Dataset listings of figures
= = = = = = =
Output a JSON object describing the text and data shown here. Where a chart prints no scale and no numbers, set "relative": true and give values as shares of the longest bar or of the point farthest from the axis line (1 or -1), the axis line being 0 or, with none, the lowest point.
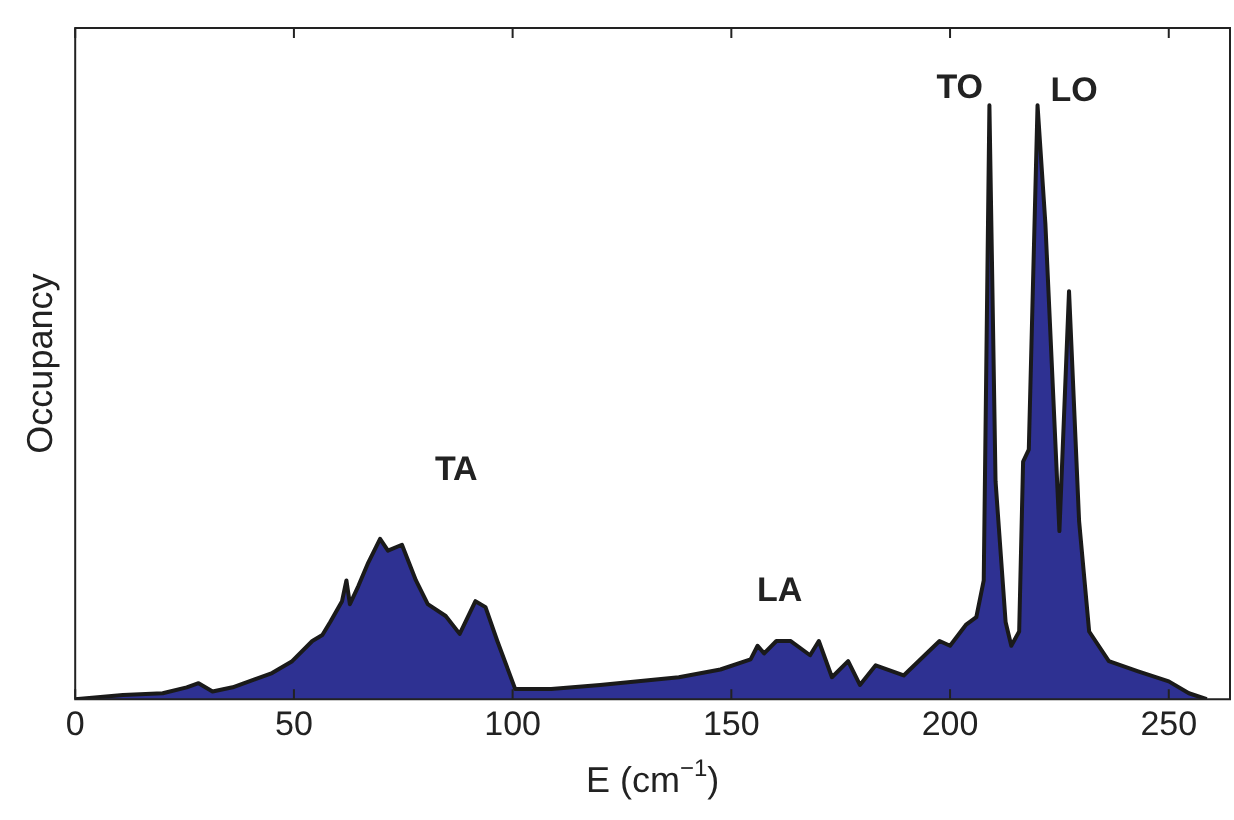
{
  "chart_data": {
    "type": "area",
    "relative": true,
    "xlabel": "E (cm$^{−1}$)",
    "ylabel": "Occupancy",
    "xlim": [
      0,
      264
    ],
    "xticks": [
      0,
      50,
      100,
      150,
      200,
      250
    ],
    "grid": false,
    "legend": false,
    "x": [
      0,
      10.9,
      20,
      25.5,
      28.2,
      31.4,
      36,
      45,
      49.6,
      54.2,
      56.5,
      58.3,
      61,
      62,
      62.8,
      64.7,
      67,
      69.7,
      71.5,
      74.7,
      77.9,
      80.6,
      84.7,
      87.9,
      91.5,
      93.8,
      96.5,
      100.6,
      108.8,
      120,
      138,
      147.5,
      154.4,
      156,
      157.5,
      160.3,
      163.5,
      168,
      170,
      173,
      176.7,
      179.4,
      183,
      189.4,
      197.6,
      200,
      203.6,
      206,
      207.7,
      209,
      210.4,
      212.7,
      214,
      215.8,
      216.7,
      218,
      220,
      221.8,
      225,
      227.2,
      229.5,
      231.8,
      236.3,
      243,
      250,
      254.6,
      258.7
    ],
    "series": [
      {
        "color": "#2e3192",
        "values": [
          0,
          0.007,
          0.01,
          0.02,
          0.027,
          0.013,
          0.02,
          0.044,
          0.064,
          0.098,
          0.108,
          0.13,
          0.165,
          0.2,
          0.16,
          0.19,
          0.23,
          0.27,
          0.25,
          0.26,
          0.2,
          0.16,
          0.14,
          0.11,
          0.165,
          0.155,
          0.098,
          0.017,
          0.017,
          0.024,
          0.037,
          0.05,
          0.067,
          0.09,
          0.077,
          0.098,
          0.098,
          0.074,
          0.098,
          0.037,
          0.064,
          0.024,
          0.057,
          0.04,
          0.098,
          0.09,
          0.125,
          0.138,
          0.2,
          1,
          0.367,
          0.13,
          0.09,
          0.114,
          0.4,
          0.42,
          1,
          0.8,
          0.283,
          0.687,
          0.3,
          0.114,
          0.064,
          0.047,
          0.03,
          0.01,
          0
        ]
      }
    ],
    "annotations": [
      "TA",
      "LA",
      "TO",
      "LO"
    ]
  }
}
= = = = = = =
Extract from the material all lines containing the string "values".

Output a JSON object describing the text and data shown here. Where a chart prints no scale and no numbers, set "relative": true and give values as shares of the longest bar or of the point farthest from the axis line (1 or -1), the axis line being 0 or, with none, the lowest point.
        "values": [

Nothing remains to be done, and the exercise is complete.